WORK TO COMPLETE:
Write the data out again, character for character, with no images.

Recorded data:
━━━
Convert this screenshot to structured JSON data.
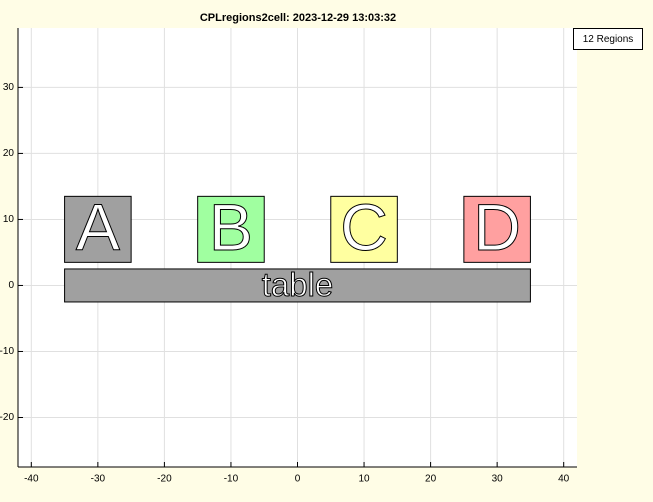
{
  "chart_data": {
    "type": "regions",
    "title": "CPLregions2cell: 2023-12-29 13:03:32",
    "button": "12 Regions",
    "xlim": [
      -42,
      42
    ],
    "ylim": [
      -27.5,
      39
    ],
    "xticks": [
      -40,
      -30,
      -20,
      -10,
      0,
      10,
      20,
      30,
      40
    ],
    "yticks": [
      -20,
      -10,
      0,
      10,
      20,
      30
    ],
    "grid": true,
    "regions": [
      {
        "label": "A",
        "color": "#a0a0a0",
        "x": [
          -35,
          -25
        ],
        "y": [
          3.5,
          13.5
        ]
      },
      {
        "label": "B",
        "color": "#a0ffa0",
        "x": [
          -15,
          -5
        ],
        "y": [
          3.5,
          13.5
        ]
      },
      {
        "label": "C",
        "color": "#ffffa0",
        "x": [
          5,
          15
        ],
        "y": [
          3.5,
          13.5
        ]
      },
      {
        "label": "D",
        "color": "#ffa0a0",
        "x": [
          25,
          35
        ],
        "y": [
          3.5,
          13.5
        ]
      },
      {
        "label": "table",
        "color": "#a0a0a0",
        "x": [
          -35,
          35
        ],
        "y": [
          -2.5,
          2.5
        ]
      }
    ]
  }
}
━━━
OUTPUT:
Convert this screenshot to structured JSON data.
{
  "chart_data": {
    "type": "regions",
    "title": "CPLregions2cell: 2023-12-29 13:03:32",
    "button": "12 Regions",
    "xlim": [
      -42,
      42
    ],
    "ylim": [
      -27.5,
      39
    ],
    "xticks": [
      -40,
      -30,
      -20,
      -10,
      0,
      10,
      20,
      30,
      40
    ],
    "yticks": [
      -20,
      -10,
      0,
      10,
      20,
      30
    ],
    "grid": true,
    "regions": [
      {
        "label": "A",
        "color": "#a0a0a0",
        "x": [
          -35,
          -25
        ],
        "y": [
          3.5,
          13.5
        ]
      },
      {
        "label": "B",
        "color": "#a0ffa0",
        "x": [
          -15,
          -5
        ],
        "y": [
          3.5,
          13.5
        ]
      },
      {
        "label": "C",
        "color": "#ffffa0",
        "x": [
          5,
          15
        ],
        "y": [
          3.5,
          13.5
        ]
      },
      {
        "label": "D",
        "color": "#ffa0a0",
        "x": [
          25,
          35
        ],
        "y": [
          3.5,
          13.5
        ]
      },
      {
        "label": "table",
        "color": "#a0a0a0",
        "x": [
          -35,
          35
        ],
        "y": [
          -2.5,
          2.5
        ]
      }
    ]
  }
}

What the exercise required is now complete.